=== PROBLEM DETAILS ===
Set out the data as a numbered list, starting at its first line and ending with the line that contains "ie-titlebar: http://192.168.1.193/a_index.html - Micr…", both included. Leave out any blank lines.

=== EXERCISE INPUT ===
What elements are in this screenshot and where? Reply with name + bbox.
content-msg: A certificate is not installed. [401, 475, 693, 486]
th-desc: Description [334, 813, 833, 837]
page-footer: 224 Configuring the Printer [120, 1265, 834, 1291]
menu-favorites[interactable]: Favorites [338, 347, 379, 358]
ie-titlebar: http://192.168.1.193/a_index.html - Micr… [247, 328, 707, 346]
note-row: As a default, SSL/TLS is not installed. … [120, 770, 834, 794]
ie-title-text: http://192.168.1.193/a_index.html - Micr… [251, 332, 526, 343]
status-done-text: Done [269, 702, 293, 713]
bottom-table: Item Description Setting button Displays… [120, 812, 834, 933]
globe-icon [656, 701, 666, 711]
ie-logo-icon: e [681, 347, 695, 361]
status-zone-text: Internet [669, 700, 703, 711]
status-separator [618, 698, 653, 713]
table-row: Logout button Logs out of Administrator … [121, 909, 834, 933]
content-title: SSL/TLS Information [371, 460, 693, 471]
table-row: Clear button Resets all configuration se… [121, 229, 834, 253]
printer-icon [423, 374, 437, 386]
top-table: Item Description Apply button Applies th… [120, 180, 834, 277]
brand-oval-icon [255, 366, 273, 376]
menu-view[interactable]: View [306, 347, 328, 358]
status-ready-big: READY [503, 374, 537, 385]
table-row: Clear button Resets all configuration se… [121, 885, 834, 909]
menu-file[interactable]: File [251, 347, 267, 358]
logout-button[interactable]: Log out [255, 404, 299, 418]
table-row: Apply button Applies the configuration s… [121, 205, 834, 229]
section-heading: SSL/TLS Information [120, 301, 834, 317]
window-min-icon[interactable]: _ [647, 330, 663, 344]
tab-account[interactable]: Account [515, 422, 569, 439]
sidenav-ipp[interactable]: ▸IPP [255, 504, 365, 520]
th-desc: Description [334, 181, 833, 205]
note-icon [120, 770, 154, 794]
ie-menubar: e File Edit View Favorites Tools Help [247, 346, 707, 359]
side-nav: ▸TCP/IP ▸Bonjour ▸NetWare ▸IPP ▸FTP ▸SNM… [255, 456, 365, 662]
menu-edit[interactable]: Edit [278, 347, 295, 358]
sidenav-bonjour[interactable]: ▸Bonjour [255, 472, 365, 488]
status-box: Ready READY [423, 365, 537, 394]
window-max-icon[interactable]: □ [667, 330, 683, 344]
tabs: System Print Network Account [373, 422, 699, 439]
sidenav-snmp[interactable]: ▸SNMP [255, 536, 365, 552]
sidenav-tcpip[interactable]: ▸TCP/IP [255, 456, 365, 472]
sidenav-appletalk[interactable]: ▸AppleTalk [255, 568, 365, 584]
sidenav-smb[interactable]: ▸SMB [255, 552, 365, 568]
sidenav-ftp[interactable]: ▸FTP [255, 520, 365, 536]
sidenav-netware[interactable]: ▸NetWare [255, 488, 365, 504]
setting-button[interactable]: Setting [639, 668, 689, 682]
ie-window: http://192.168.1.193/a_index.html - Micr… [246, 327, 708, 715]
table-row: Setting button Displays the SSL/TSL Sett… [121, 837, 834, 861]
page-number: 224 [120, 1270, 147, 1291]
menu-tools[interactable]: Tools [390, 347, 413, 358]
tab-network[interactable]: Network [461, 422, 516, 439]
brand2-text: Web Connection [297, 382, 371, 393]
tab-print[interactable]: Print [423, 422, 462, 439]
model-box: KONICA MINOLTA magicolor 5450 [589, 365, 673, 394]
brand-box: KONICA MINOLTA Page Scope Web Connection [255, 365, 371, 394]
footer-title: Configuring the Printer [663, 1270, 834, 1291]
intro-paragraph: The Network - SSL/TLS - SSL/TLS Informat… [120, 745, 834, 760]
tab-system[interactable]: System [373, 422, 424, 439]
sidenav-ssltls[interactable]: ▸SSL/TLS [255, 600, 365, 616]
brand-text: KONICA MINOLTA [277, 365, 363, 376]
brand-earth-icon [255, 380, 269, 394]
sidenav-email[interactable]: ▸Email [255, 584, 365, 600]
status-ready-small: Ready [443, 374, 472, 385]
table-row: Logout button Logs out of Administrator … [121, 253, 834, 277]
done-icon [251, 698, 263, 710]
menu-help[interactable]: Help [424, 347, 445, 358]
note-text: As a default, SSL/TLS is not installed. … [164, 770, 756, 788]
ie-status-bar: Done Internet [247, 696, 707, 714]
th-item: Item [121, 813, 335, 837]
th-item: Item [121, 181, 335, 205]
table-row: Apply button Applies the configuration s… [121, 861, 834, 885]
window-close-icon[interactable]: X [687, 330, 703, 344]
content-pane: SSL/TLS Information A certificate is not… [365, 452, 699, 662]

=== RESPONSE TO THIS TASK ===
1. What elements are in this screenshot and where? Reply with name + bbox.
2. content-msg: A certificate is not installed. [401, 475, 693, 486]
3. th-desc: Description [334, 813, 833, 837]
4. page-footer: 224 Configuring the Printer [120, 1265, 834, 1291]
5. menu-favorites[interactable]: Favorites [338, 347, 379, 358]
6. ie-titlebar: http://192.168.1.193/a_index.html - Micr… [247, 328, 707, 346]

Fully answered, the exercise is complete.